EXERCISE — Copy out all the lines exactly. Omit pictures.

PROVIDED DATA —
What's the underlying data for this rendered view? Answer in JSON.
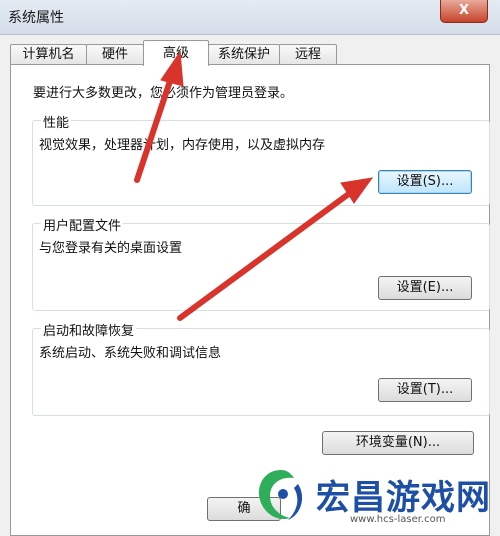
{
  "window": {
    "title": "系统属性",
    "close_label": "X"
  },
  "tabs": [
    {
      "label": "计算机名",
      "active": false
    },
    {
      "label": "硬件",
      "active": false
    },
    {
      "label": "高级",
      "active": true
    },
    {
      "label": "系统保护",
      "active": false
    },
    {
      "label": "远程",
      "active": false
    }
  ],
  "advanced": {
    "admin_notice": "要进行大多数更改，您必须作为管理员登录。",
    "performance": {
      "title": "性能",
      "description": "视觉效果，处理器计划，内存使用，以及虚拟内存",
      "button": "设置(S)..."
    },
    "user_profiles": {
      "title": "用户配置文件",
      "description": "与您登录有关的桌面设置",
      "button": "设置(E)..."
    },
    "startup_recovery": {
      "title": "启动和故障恢复",
      "description": "系统启动、系统失败和调试信息",
      "button": "设置(T)..."
    },
    "env_button": "环境变量(N)..."
  },
  "footer": {
    "ok_label": "确"
  },
  "watermark": {
    "name": "宏昌游戏网",
    "url": "www.hcs-laser.com"
  },
  "colors": {
    "arrow": "#d8342c",
    "focus_border": "#3c7fb1",
    "watermark_blue": "#1e4fa6",
    "watermark_green": "#2fae5a"
  }
}
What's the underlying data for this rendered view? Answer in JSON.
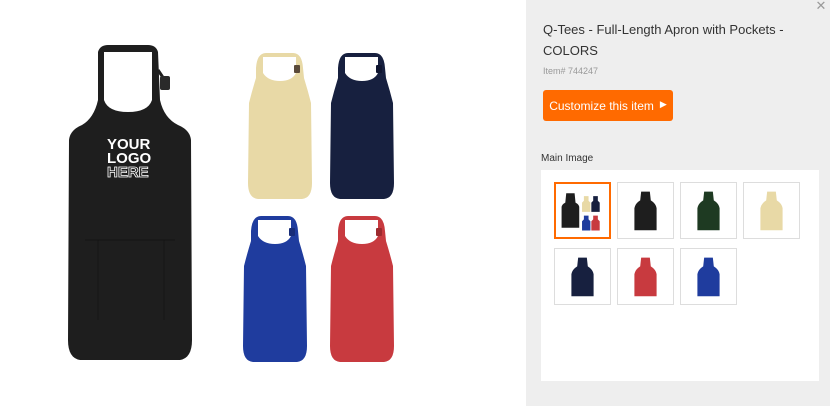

EXERCISE SOLUTION —
What's the underlying data for this rendered view? Answer in JSON.
{
  "window": {
    "title": "系统属性",
    "close_label": "X"
  },
  "tabs": [
    {
      "label": "计算机名",
      "active": false
    },
    {
      "label": "硬件",
      "active": false
    },
    {
      "label": "高级",
      "active": true
    },
    {
      "label": "系统保护",
      "active": false
    },
    {
      "label": "远程",
      "active": false
    }
  ],
  "advanced": {
    "admin_notice": "要进行大多数更改，您必须作为管理员登录。",
    "performance": {
      "title": "性能",
      "description": "视觉效果，处理器计划，内存使用，以及虚拟内存",
      "button": "设置(S)..."
    },
    "user_profiles": {
      "title": "用户配置文件",
      "description": "与您登录有关的桌面设置",
      "button": "设置(E)..."
    },
    "startup_recovery": {
      "title": "启动和故障恢复",
      "description": "系统启动、系统失败和调试信息",
      "button": "设置(T)..."
    },
    "env_button": "环境变量(N)..."
  },
  "footer": {
    "ok_label": "确"
  },
  "watermark": {
    "name": "宏昌游戏网",
    "url": "www.hcs-laser.com"
  },
  "colors": {
    "arrow": "#d8342c",
    "focus_border": "#3c7fb1",
    "watermark_blue": "#1e4fa6",
    "watermark_green": "#2fae5a"
  }
}
What's the underlying data for this rendered view? Answer in JSON.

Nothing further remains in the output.